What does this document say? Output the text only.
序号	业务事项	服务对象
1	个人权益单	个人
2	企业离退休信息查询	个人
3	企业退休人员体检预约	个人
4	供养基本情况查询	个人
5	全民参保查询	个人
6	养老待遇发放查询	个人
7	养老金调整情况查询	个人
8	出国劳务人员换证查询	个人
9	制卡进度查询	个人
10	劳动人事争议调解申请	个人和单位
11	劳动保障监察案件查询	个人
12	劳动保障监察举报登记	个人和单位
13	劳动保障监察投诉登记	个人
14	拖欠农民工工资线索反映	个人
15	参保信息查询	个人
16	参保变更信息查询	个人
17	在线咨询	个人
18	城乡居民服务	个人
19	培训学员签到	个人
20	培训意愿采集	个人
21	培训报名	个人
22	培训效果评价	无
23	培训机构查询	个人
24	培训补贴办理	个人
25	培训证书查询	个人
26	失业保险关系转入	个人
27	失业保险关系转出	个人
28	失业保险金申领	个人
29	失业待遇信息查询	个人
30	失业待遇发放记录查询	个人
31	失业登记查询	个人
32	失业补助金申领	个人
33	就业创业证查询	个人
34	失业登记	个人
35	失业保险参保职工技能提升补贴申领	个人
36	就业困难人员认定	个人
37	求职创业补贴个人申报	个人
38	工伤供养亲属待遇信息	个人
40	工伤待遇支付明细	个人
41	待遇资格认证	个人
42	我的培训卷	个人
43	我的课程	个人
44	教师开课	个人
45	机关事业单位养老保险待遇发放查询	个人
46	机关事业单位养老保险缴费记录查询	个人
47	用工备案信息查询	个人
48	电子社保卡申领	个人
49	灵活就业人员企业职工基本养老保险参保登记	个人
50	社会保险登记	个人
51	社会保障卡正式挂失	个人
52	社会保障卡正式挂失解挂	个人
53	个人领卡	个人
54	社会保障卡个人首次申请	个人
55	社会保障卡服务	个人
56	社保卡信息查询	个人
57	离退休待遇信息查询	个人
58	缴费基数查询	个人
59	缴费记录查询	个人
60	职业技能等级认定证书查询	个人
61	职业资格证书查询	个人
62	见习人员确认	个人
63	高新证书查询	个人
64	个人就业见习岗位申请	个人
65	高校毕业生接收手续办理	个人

......

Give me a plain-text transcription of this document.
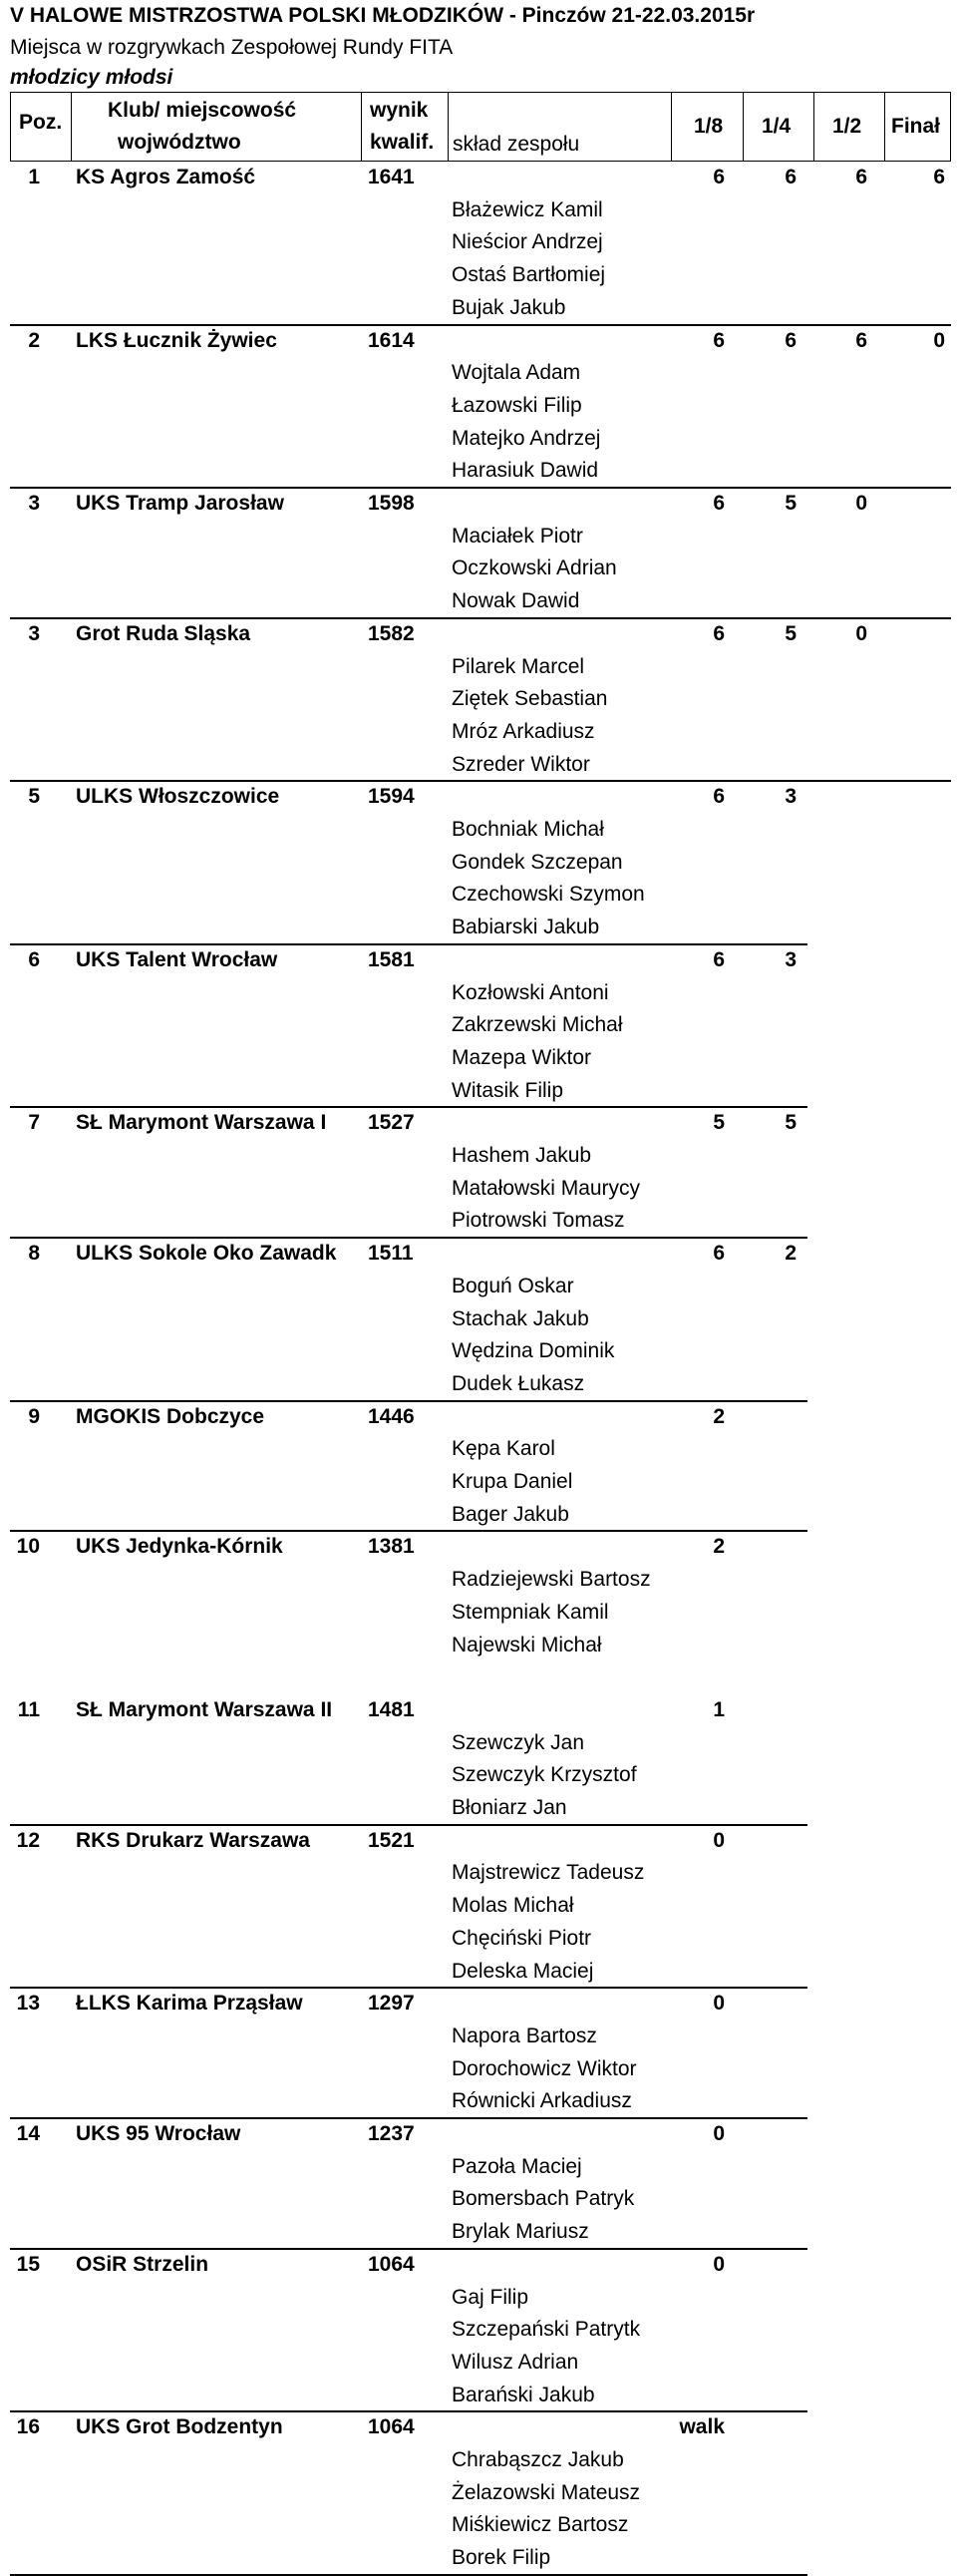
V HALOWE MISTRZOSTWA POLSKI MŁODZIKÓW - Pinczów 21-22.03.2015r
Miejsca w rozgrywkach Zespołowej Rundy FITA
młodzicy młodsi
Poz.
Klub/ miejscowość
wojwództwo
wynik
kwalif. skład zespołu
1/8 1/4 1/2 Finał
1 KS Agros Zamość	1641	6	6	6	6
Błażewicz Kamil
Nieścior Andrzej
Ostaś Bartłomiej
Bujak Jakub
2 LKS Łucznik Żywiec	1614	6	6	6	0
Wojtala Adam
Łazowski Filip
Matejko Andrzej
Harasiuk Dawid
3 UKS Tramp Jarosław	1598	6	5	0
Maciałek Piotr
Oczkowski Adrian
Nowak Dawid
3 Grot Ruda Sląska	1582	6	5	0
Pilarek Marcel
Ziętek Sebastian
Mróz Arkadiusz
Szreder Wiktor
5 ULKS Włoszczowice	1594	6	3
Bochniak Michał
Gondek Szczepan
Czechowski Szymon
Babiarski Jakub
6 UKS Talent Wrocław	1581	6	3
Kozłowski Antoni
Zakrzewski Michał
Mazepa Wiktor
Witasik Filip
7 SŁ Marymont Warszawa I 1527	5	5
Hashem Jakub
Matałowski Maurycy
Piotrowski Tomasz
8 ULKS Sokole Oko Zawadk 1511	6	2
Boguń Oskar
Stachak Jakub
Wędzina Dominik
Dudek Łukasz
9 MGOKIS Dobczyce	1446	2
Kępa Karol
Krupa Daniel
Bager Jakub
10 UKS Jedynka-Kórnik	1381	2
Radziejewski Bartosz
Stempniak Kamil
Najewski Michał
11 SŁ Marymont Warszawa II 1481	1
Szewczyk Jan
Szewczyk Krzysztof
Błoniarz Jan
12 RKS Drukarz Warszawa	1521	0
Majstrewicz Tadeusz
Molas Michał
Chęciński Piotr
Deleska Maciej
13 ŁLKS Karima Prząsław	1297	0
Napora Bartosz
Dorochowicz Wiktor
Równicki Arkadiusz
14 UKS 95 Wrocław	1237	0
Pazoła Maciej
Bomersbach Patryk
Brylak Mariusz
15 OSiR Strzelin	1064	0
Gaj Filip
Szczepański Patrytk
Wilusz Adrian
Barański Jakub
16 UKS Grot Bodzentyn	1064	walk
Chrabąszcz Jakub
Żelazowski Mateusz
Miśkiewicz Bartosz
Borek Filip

......

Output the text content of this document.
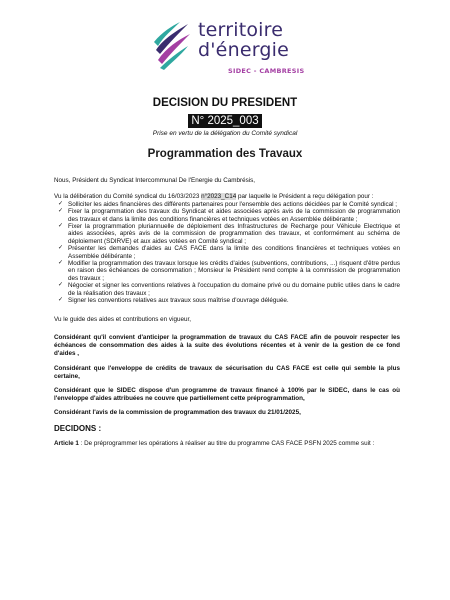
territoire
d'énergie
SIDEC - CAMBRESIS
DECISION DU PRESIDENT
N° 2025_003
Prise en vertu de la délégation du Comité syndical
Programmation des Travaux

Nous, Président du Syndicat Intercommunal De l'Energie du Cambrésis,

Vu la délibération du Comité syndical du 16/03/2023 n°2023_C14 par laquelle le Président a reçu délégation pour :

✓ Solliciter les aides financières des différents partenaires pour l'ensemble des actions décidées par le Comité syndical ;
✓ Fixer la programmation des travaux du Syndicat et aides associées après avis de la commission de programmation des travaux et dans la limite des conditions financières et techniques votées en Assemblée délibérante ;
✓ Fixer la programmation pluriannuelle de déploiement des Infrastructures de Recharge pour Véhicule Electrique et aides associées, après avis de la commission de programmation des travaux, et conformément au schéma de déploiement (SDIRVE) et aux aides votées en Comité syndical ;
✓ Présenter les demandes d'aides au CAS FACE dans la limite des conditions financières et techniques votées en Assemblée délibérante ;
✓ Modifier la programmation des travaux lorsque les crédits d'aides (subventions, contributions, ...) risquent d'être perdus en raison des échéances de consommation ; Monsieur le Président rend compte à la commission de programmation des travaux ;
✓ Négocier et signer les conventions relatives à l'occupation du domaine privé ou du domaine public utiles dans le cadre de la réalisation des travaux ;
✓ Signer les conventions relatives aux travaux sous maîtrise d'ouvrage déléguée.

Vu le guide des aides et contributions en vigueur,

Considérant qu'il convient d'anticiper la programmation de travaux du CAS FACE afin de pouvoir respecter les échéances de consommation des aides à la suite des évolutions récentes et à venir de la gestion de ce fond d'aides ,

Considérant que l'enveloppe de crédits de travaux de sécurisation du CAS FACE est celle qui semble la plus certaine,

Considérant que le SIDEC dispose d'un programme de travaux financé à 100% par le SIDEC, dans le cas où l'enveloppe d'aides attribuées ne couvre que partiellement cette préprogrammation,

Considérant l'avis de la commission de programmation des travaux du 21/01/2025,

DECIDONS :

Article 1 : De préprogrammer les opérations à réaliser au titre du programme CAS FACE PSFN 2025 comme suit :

......

# Work to do:
Search the entries for the word "délibérante" and pick out every line that holds it.

# Exercise solution:
✓ Fixer la programmation des travaux du Syndicat et aides associées après avis de la commission de programmation des travaux et dans la limite des conditions financières et techniques votées en Assemblée délibérante ;
✓ Présenter les demandes d'aides au CAS FACE dans la limite des conditions financières et techniques votées en Assemblée délibérante ;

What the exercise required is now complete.